- WHAT YOU HAVE TO DO
Write out the records beneath this line exactly as they appear, minus any images.

- EXTRACTED DATA
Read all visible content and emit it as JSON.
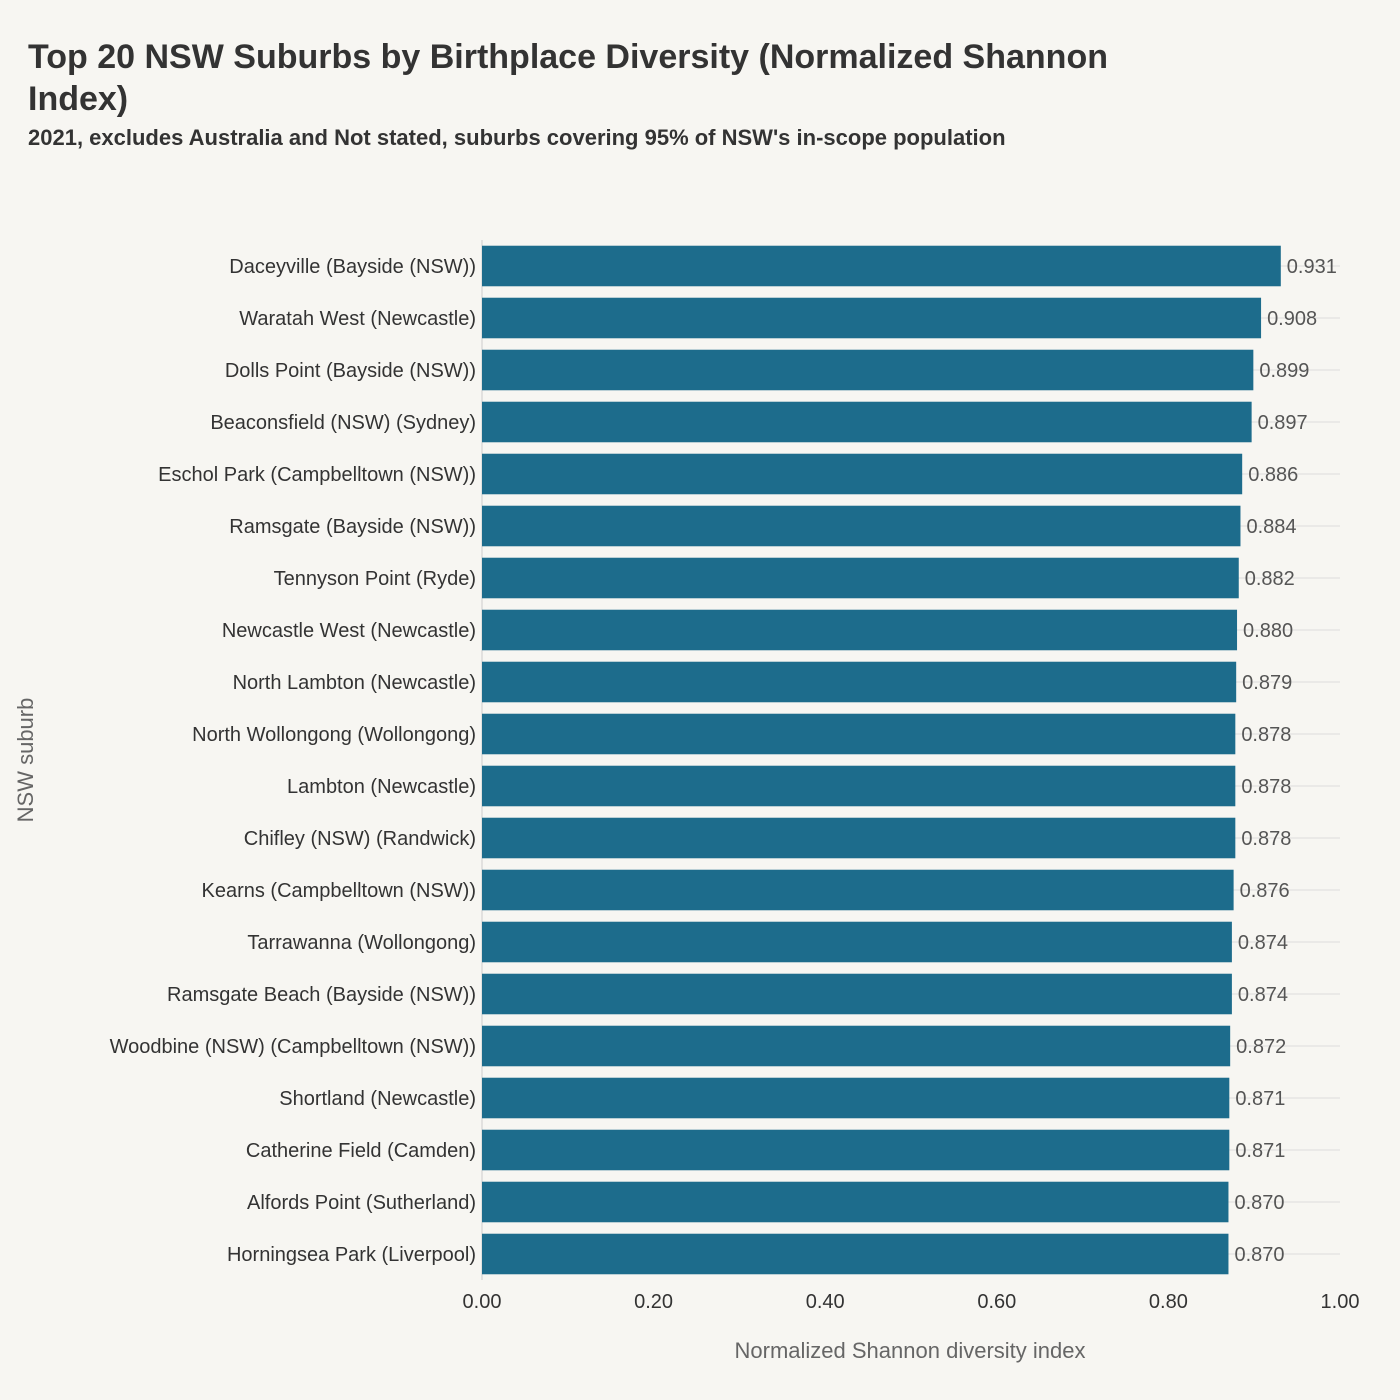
{
  "title": "Top 20 NSW Suburbs by Birthplace Diversity (Normalized Shannon Index)",
  "subtitle": "2021, excludes Australia and Not stated, suburbs covering 95% of NSW's in-scope population",
  "colors": {
    "bar": "#1d6c8c",
    "background": "#f7f6f2",
    "grid": "#dcdcdc"
  },
  "chart_data": {
    "type": "bar",
    "orientation": "horizontal",
    "title": "Top 20 NSW Suburbs by Birthplace Diversity (Normalized Shannon Index)",
    "subtitle": "2021, excludes Australia and Not stated, suburbs covering 95% of NSW's in-scope population",
    "xlabel": "Normalized Shannon diversity index",
    "ylabel": "NSW suburb",
    "xlim": [
      0,
      1
    ],
    "xticks": [
      "0.00",
      "0.20",
      "0.40",
      "0.60",
      "0.80",
      "1.00"
    ],
    "grid": "horizontal",
    "categories": [
      "Daceyville (Bayside (NSW))",
      "Waratah West (Newcastle)",
      "Dolls Point (Bayside (NSW))",
      "Beaconsfield (NSW) (Sydney)",
      "Eschol Park (Campbelltown (NSW))",
      "Ramsgate (Bayside (NSW))",
      "Tennyson Point (Ryde)",
      "Newcastle West (Newcastle)",
      "North Lambton (Newcastle)",
      "North Wollongong (Wollongong)",
      "Lambton (Newcastle)",
      "Chifley (NSW) (Randwick)",
      "Kearns (Campbelltown (NSW))",
      "Tarrawanna (Wollongong)",
      "Ramsgate Beach (Bayside (NSW))",
      "Woodbine (NSW) (Campbelltown (NSW))",
      "Shortland (Newcastle)",
      "Catherine Field (Camden)",
      "Alfords Point (Sutherland)",
      "Horningsea Park (Liverpool)"
    ],
    "values": [
      0.931,
      0.908,
      0.899,
      0.897,
      0.886,
      0.884,
      0.882,
      0.88,
      0.879,
      0.878,
      0.878,
      0.878,
      0.876,
      0.874,
      0.874,
      0.872,
      0.871,
      0.871,
      0.87,
      0.87
    ],
    "value_labels": [
      "0.931",
      "0.908",
      "0.899",
      "0.897",
      "0.886",
      "0.884",
      "0.882",
      "0.880",
      "0.879",
      "0.878",
      "0.878",
      "0.878",
      "0.876",
      "0.874",
      "0.874",
      "0.872",
      "0.871",
      "0.871",
      "0.870",
      "0.870"
    ]
  }
}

- EXERCISE ANSWER
Read all visible content and emit it as JSON.
{
  "title": "Top 20 NSW Suburbs by Birthplace Diversity (Normalized Shannon Index)",
  "subtitle": "2021, excludes Australia and Not stated, suburbs covering 95% of NSW's in-scope population",
  "colors": {
    "bar": "#1d6c8c",
    "background": "#f7f6f2",
    "grid": "#dcdcdc"
  },
  "chart_data": {
    "type": "bar",
    "orientation": "horizontal",
    "title": "Top 20 NSW Suburbs by Birthplace Diversity (Normalized Shannon Index)",
    "subtitle": "2021, excludes Australia and Not stated, suburbs covering 95% of NSW's in-scope population",
    "xlabel": "Normalized Shannon diversity index",
    "ylabel": "NSW suburb",
    "xlim": [
      0,
      1
    ],
    "xticks": [
      "0.00",
      "0.20",
      "0.40",
      "0.60",
      "0.80",
      "1.00"
    ],
    "grid": "horizontal",
    "categories": [
      "Daceyville (Bayside (NSW))",
      "Waratah West (Newcastle)",
      "Dolls Point (Bayside (NSW))",
      "Beaconsfield (NSW) (Sydney)",
      "Eschol Park (Campbelltown (NSW))",
      "Ramsgate (Bayside (NSW))",
      "Tennyson Point (Ryde)",
      "Newcastle West (Newcastle)",
      "North Lambton (Newcastle)",
      "North Wollongong (Wollongong)",
      "Lambton (Newcastle)",
      "Chifley (NSW) (Randwick)",
      "Kearns (Campbelltown (NSW))",
      "Tarrawanna (Wollongong)",
      "Ramsgate Beach (Bayside (NSW))",
      "Woodbine (NSW) (Campbelltown (NSW))",
      "Shortland (Newcastle)",
      "Catherine Field (Camden)",
      "Alfords Point (Sutherland)",
      "Horningsea Park (Liverpool)"
    ],
    "values": [
      0.931,
      0.908,
      0.899,
      0.897,
      0.886,
      0.884,
      0.882,
      0.88,
      0.879,
      0.878,
      0.878,
      0.878,
      0.876,
      0.874,
      0.874,
      0.872,
      0.871,
      0.871,
      0.87,
      0.87
    ],
    "value_labels": [
      "0.931",
      "0.908",
      "0.899",
      "0.897",
      "0.886",
      "0.884",
      "0.882",
      "0.880",
      "0.879",
      "0.878",
      "0.878",
      "0.878",
      "0.876",
      "0.874",
      "0.874",
      "0.872",
      "0.871",
      "0.871",
      "0.870",
      "0.870"
    ]
  }
}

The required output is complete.